[Reading passage]
----
Heber Eugenio Jara Valladares (27 December 1935 – 21 December 2014), known as Eugenio Jara, was a Chilean football manager and footballer.

Career

Club
Born in Talca, Jara played football for Ferrobadminton, O'Higgins and Colchagua and had a prolific career as football manager in Chile. He is well remembered by leading "Los Comandos" (The Commandos) from Magallanes, how they were nicknamed in the first half of the 1980s and that qualified to the 1985 Copa Libertadores, defeating Uruguayan club Bella Vista in the Estadio Centenario.

In the Chilean Primera División, he also coached Rangers de Talca, Ñublense, Naval, San Luis, Palestino and Unión San Felipe.

In the Chilean Segunda División, he coached Curicó Unido, Independiente de Cauquenes, Deportes Linares, Unión Santa Cruz, O'Higgins, Palestino, Unión San Felipe, Rangers de Talca and Deportes Arica. In 1979, he got the better season of Independiente de Cauquenes in its history, with the well remembered Brazilian striker  in the squad.
----
[Written tasks]
[1] Copy the rows word for word, from the row containing "- data-cell: 25%: [695, 219, 751, 276]" up to and including the row containing "- data-cell: 73%: [479, 387, 535, 451]".
[2] Pick up the Eugenio Jara biography after its last sentence and write the next part.

[Raw records]
----
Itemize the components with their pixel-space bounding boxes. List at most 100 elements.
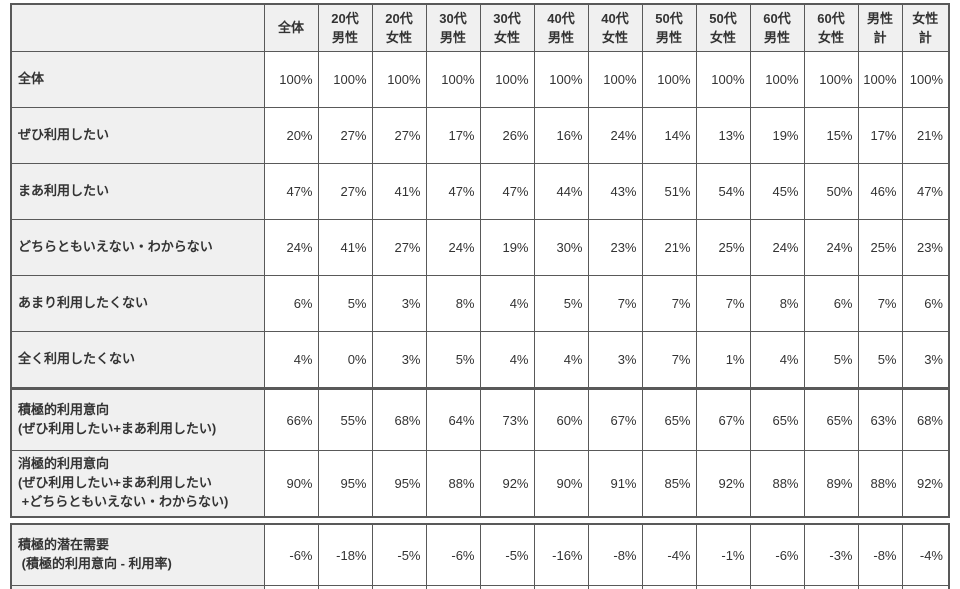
- data-cell: 25%: [695, 219, 751, 276]
- data-cell: 7%: [641, 331, 697, 389]
- data-cell: 3%: [371, 275, 427, 332]
- data-cell: 100%: [857, 51, 903, 108]
- data-cell: -4%: [901, 523, 950, 586]
- data-cell: 17%: [857, 107, 903, 164]
- column-header: 全体: [263, 3, 319, 52]
- data-cell: 21%: [641, 219, 697, 276]
- data-cell: 100%: [587, 51, 643, 108]
- data-cell: 100%: [641, 51, 697, 108]
- data-cell: -5%: [371, 523, 427, 586]
- data-cell: 7%: [641, 275, 697, 332]
- data-cell: 3%: [587, 331, 643, 389]
- data-cell: 13%: [695, 107, 751, 164]
- data-cell: 5%: [425, 331, 481, 389]
- survey-table-latent-demand: 積極的潜在需要 (積極的利用意向 - 利用率) -6% -18% -5% -6% -5% -…: [10, 523, 950, 589]
- data-cell: 88%: [749, 450, 805, 518]
- data-cell: 14%: [479, 585, 535, 589]
- data-cell: 23%: [317, 585, 373, 589]
- table-row: どちらともいえない・わからない 24% 41% 27% 24% 19% 30% 23% 21% 2…: [10, 219, 950, 276]
- data-cell: 60%: [533, 387, 589, 451]
- data-cell: 27%: [371, 219, 427, 276]
- data-cell: 17%: [425, 107, 481, 164]
- data-cell: 6%: [901, 275, 950, 332]
- data-cell: 47%: [263, 163, 319, 220]
- data-cell: 18%: [425, 585, 481, 589]
- row-label: 積極的利用意向 (ぜひ利用したい+まあ利用したい): [10, 387, 265, 451]
- data-cell: 88%: [425, 450, 481, 518]
- data-cell: 23%: [587, 219, 643, 276]
- data-cell: 7%: [587, 275, 643, 332]
- data-cell: -6%: [749, 523, 805, 586]
- data-cell: 41%: [317, 219, 373, 276]
- data-cell: 4%: [479, 331, 535, 389]
- data-cell: 92%: [479, 450, 535, 518]
- data-cell: 17%: [641, 585, 697, 589]
- data-cell: -5%: [479, 523, 535, 586]
- data-cell: 4%: [533, 331, 589, 389]
- corner-cell: [10, 3, 265, 52]
- survey-table-usage-intent: 全体 20代 男性 20代 女性 30代 男性 30代 女性 40代 男性 40代 女性 50…: [10, 3, 950, 518]
- data-cell: 47%: [901, 163, 950, 220]
- column-header: 50代 男性: [641, 3, 697, 52]
- data-cell: 100%: [371, 51, 427, 108]
- data-cell: -18%: [317, 523, 373, 586]
- data-cell: 68%: [371, 387, 427, 451]
- data-cell: 95%: [371, 450, 427, 518]
- data-cell: 24%: [749, 219, 805, 276]
- data-cell: 21%: [901, 107, 950, 164]
- data-cell: 100%: [803, 51, 859, 108]
- row-label: どちらともいえない・わからない: [10, 219, 265, 276]
- data-cell: 6%: [803, 275, 859, 332]
- column-header: 男性 計: [857, 3, 903, 52]
- data-cell: 92%: [901, 450, 950, 518]
- data-cell: 20%: [263, 107, 319, 164]
- data-cell: 19%: [901, 585, 950, 589]
- data-cell: 73%: [479, 387, 535, 451]
- data-cell: 63%: [857, 387, 903, 451]
- data-cell: 90%: [533, 450, 589, 518]
- data-cell: 68%: [901, 387, 950, 451]
- data-cell: 54%: [695, 163, 751, 220]
- data-cell: 4%: [749, 331, 805, 389]
- column-header: 30代 女性: [479, 3, 535, 52]
- data-cell: 65%: [749, 387, 805, 451]
- column-header: 50代 女性: [695, 3, 751, 52]
- data-cell: 24%: [695, 585, 751, 589]
- data-cell: 6%: [263, 275, 319, 332]
- data-cell: 95%: [317, 450, 373, 518]
- table-row: 消極的潜在需要 (消極的利用意向 - 利用率)18%23%22%18%14%14…: [10, 585, 950, 589]
- column-header: 20代 男性: [317, 3, 373, 52]
- data-cell: 4%: [479, 275, 535, 332]
- data-cell: 14%: [641, 107, 697, 164]
- table-row: ぜひ利用したい 20% 27% 27% 17% 26% 16% 24% 14% 13% 19% 15%…: [10, 107, 950, 164]
- data-cell: 19%: [479, 219, 535, 276]
- row-label: 消極的利用意向 (ぜひ利用したい+まあ利用したい +どちらともいえない・わからな…: [10, 450, 265, 518]
- row-label: 全く利用したくない: [10, 331, 265, 389]
- data-cell: 64%: [425, 387, 481, 451]
- data-cell: 23%: [901, 219, 950, 276]
- table-row: あまり利用したくない 6% 5% 3% 8% 4% 5% 7% 7% 7% 8% 6% 7% 6%: [10, 275, 950, 332]
- data-cell: 65%: [641, 387, 697, 451]
- data-cell: 5%: [857, 331, 903, 389]
- data-cell: 67%: [695, 387, 751, 451]
- table-row: まあ利用したい 47% 27% 41% 47% 47% 44% 43% 51% 54% 45% 50%…: [10, 163, 950, 220]
- data-cell: 3%: [371, 331, 427, 389]
- table-row: 全く利用したくない 4% 0% 3% 5% 4% 4% 3% 7% 1% 4% 5% 5% 3%: [10, 331, 950, 389]
- row-label: あまり利用したくない: [10, 275, 265, 332]
- data-cell: 100%: [533, 51, 589, 108]
- data-cell: 45%: [749, 163, 805, 220]
- data-cell: -6%: [263, 523, 319, 586]
- data-cell: -8%: [587, 523, 643, 586]
- data-cell: 100%: [317, 51, 373, 108]
- data-cell: 26%: [479, 107, 535, 164]
- column-header: 60代 女性: [803, 3, 859, 52]
- data-cell: 0%: [317, 331, 373, 389]
- column-header: 20代 女性: [371, 3, 427, 52]
- data-cell: 14%: [533, 585, 589, 589]
- data-cell: 3%: [901, 331, 950, 389]
- data-cell: 89%: [803, 450, 859, 518]
- data-cell: -4%: [641, 523, 697, 586]
- row-label: 積極的潜在需要 (積極的利用意向 - 利用率): [10, 523, 265, 586]
- table-row: 消極的利用意向 (ぜひ利用したい+まあ利用したい +どちらともいえない・わからな…: [10, 450, 950, 518]
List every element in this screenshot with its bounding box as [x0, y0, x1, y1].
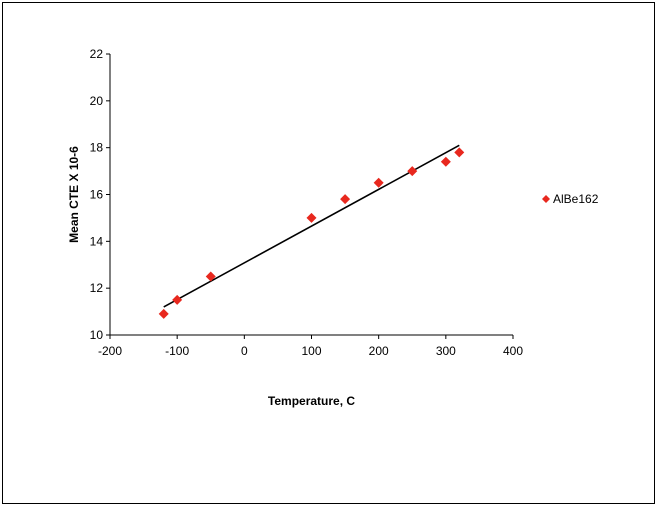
data-point-diamond [454, 147, 465, 158]
y-tick-label: 22 [90, 47, 104, 61]
x-tick-label: 300 [436, 344, 456, 358]
y-tick-label: 16 [90, 188, 104, 202]
y-tick-label: 20 [90, 94, 104, 108]
y-tick-label: 12 [90, 281, 104, 295]
data-point-diamond [340, 194, 351, 205]
legend-marker-diamond [542, 195, 550, 203]
x-axis-title: Temperature, C [268, 394, 355, 408]
legend-label: AlBe162 [553, 192, 599, 206]
x-tick-label: -100 [165, 344, 189, 358]
x-tick-label: 100 [301, 344, 321, 358]
data-point-diamond [172, 294, 183, 305]
data-point-diamond [373, 177, 384, 188]
data-point-diamond [440, 156, 451, 167]
x-tick-label: 400 [503, 344, 523, 358]
x-tick-label: 200 [369, 344, 389, 358]
data-point-diamond [205, 271, 216, 282]
data-points [158, 147, 465, 319]
y-tick-label: 10 [90, 328, 104, 342]
tick-labels: 10 12 14 16 18 20 22 -200 -100 0 100 200 300 400 [90, 47, 524, 358]
x-tick-label: -200 [98, 344, 122, 358]
chart-frame [2, 2, 655, 504]
data-point-diamond [158, 308, 169, 319]
y-tick-label: 14 [90, 234, 104, 248]
axes [106, 53, 514, 339]
y-tick-label: 18 [90, 141, 104, 155]
data-point-diamond [306, 212, 317, 223]
y-axis-title: Mean CTE X 10-6 [67, 146, 81, 243]
legend: AlBe162 [542, 192, 599, 206]
data-point-diamond [407, 166, 418, 177]
x-tick-label: 0 [241, 344, 248, 358]
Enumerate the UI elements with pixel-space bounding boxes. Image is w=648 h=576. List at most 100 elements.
----
[Expected results]
[1]
- data-cell: 25%: [695, 219, 751, 276]
- data-cell: 7%: [641, 331, 697, 389]
- data-cell: 3%: [371, 275, 427, 332]
- data-cell: 100%: [857, 51, 903, 108]
- data-cell: -4%: [901, 523, 950, 586]
- data-cell: 17%: [857, 107, 903, 164]
- column-header: 全体: [263, 3, 319, 52]
- data-cell: 21%: [641, 219, 697, 276]
- data-cell: 100%: [587, 51, 643, 108]
- data-cell: 100%: [641, 51, 697, 108]
- data-cell: -5%: [371, 523, 427, 586]
- data-cell: 7%: [641, 275, 697, 332]
- data-cell: 3%: [587, 331, 643, 389]
- data-cell: 13%: [695, 107, 751, 164]
- data-cell: 5%: [425, 331, 481, 389]
- survey-table-latent-demand: 積極的潜在需要 (積極的利用意向 - 利用率) -6% -18% -5% -6% -5% -…: [10, 523, 950, 589]
- data-cell: 88%: [749, 450, 805, 518]
- data-cell: 14%: [479, 585, 535, 589]
- data-cell: 23%: [317, 585, 373, 589]
- table-row: どちらともいえない・わからない 24% 41% 27% 24% 19% 30% 23% 21% 2…: [10, 219, 950, 276]
- data-cell: 60%: [533, 387, 589, 451]
- data-cell: 27%: [371, 219, 427, 276]
- data-cell: 17%: [425, 107, 481, 164]
- data-cell: 6%: [901, 275, 950, 332]
- data-cell: 47%: [263, 163, 319, 220]
- data-cell: 18%: [425, 585, 481, 589]
- row-label: 積極的利用意向 (ぜひ利用したい+まあ利用したい): [10, 387, 265, 451]
- data-cell: 88%: [425, 450, 481, 518]
- data-cell: 23%: [587, 219, 643, 276]
- data-cell: 7%: [587, 275, 643, 332]
- data-cell: -6%: [749, 523, 805, 586]
- data-cell: 41%: [317, 219, 373, 276]
- data-cell: 4%: [479, 331, 535, 389]
- data-cell: 92%: [479, 450, 535, 518]
- data-cell: 17%: [641, 585, 697, 589]
- data-cell: -5%: [479, 523, 535, 586]
- data-cell: 4%: [533, 331, 589, 389]
- corner-cell: [10, 3, 265, 52]
- survey-table-usage-intent: 全体 20代 男性 20代 女性 30代 男性 30代 女性 40代 男性 40代 女性 50…: [10, 3, 950, 518]
- data-cell: 47%: [901, 163, 950, 220]
- column-header: 50代 男性: [641, 3, 697, 52]
- data-cell: 100%: [371, 51, 427, 108]
- data-cell: -18%: [317, 523, 373, 586]
- data-cell: 68%: [371, 387, 427, 451]
- data-cell: 95%: [371, 450, 427, 518]
- data-cell: 24%: [749, 219, 805, 276]
- data-cell: 21%: [901, 107, 950, 164]
- data-cell: 100%: [803, 51, 859, 108]
- row-label: どちらともいえない・わからない: [10, 219, 265, 276]
- data-cell: 6%: [803, 275, 859, 332]
- column-header: 男性 計: [857, 3, 903, 52]
- data-cell: 92%: [901, 450, 950, 518]
- data-cell: 20%: [263, 107, 319, 164]
- data-cell: 19%: [901, 585, 950, 589]
- data-cell: 73%: [479, 387, 535, 451]

[2]
In addition, in 2000 he had a stint with Curicó Unido in the Tercera A.

Abroad, he was the manager of Peruvian club Sporting Cristal in the 1990 Torneo Descentralizado for three months.

National team
In 1987, he led the Chile national team in the Pan American Games, winning the silver medal. In addition, he got the first win of Chile against Argentina in an official match after defeating by 3–2 in the semi finals.

In 1988, he coached Chile U20 in the South American Championship.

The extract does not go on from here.